A block of data
>> BEGIN
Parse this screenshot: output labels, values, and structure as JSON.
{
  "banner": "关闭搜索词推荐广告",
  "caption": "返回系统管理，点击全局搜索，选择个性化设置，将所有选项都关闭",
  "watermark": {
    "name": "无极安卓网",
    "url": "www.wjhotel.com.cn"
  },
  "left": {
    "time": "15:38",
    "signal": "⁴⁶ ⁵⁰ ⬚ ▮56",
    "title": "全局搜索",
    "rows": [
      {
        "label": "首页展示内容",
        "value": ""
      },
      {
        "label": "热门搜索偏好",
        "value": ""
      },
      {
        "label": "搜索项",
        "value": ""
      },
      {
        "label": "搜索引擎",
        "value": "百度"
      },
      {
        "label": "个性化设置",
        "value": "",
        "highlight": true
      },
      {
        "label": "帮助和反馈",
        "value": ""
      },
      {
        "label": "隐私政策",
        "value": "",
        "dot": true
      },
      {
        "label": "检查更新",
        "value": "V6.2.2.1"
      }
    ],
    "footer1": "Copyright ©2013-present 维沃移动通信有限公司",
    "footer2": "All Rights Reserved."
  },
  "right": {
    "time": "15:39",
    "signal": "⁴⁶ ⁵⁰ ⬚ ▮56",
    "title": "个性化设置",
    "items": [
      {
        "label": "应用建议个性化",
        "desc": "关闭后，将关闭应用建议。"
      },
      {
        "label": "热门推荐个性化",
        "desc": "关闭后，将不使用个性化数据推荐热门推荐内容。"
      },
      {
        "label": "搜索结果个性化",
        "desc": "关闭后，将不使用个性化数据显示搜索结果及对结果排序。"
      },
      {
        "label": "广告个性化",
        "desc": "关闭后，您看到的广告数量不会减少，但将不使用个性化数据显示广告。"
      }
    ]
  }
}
>> END
## The problem
Send back every record, precisely as written.

## The output
Parse this screenshot: output labels, values, and structure as JSON.
{
  "banner": "关闭搜索词推荐广告",
  "caption": "返回系统管理，点击全局搜索，选择个性化设置，将所有选项都关闭",
  "watermark": {
    "name": "无极安卓网",
    "url": "www.wjhotel.com.cn"
  },
  "left": {
    "time": "15:38",
    "signal": "⁴⁶ ⁵⁰ ⬚ ▮56",
    "title": "全局搜索",
    "rows": [
      {
        "label": "首页展示内容",
        "value": ""
      },
      {
        "label": "热门搜索偏好",
        "value": ""
      },
      {
        "label": "搜索项",
        "value": ""
      },
      {
        "label": "搜索引擎",
        "value": "百度"
      },
      {
        "label": "个性化设置",
        "value": "",
        "highlight": true
      },
      {
        "label": "帮助和反馈",
        "value": ""
      },
      {
        "label": "隐私政策",
        "value": "",
        "dot": true
      },
      {
        "label": "检查更新",
        "value": "V6.2.2.1"
      }
    ],
    "footer1": "Copyright ©2013-present 维沃移动通信有限公司",
    "footer2": "All Rights Reserved."
  },
  "right": {
    "time": "15:39",
    "signal": "⁴⁶ ⁵⁰ ⬚ ▮56",
    "title": "个性化设置",
    "items": [
      {
        "label": "应用建议个性化",
        "desc": "关闭后，将关闭应用建议。"
      },
      {
        "label": "热门推荐个性化",
        "desc": "关闭后，将不使用个性化数据推荐热门推荐内容。"
      },
      {
        "label": "搜索结果个性化",
        "desc": "关闭后，将不使用个性化数据显示搜索结果及对结果排序。"
      },
      {
        "label": "广告个性化",
        "desc": "关闭后，您看到的广告数量不会减少，但将不使用个性化数据显示广告。"
      }
    ]
  }
}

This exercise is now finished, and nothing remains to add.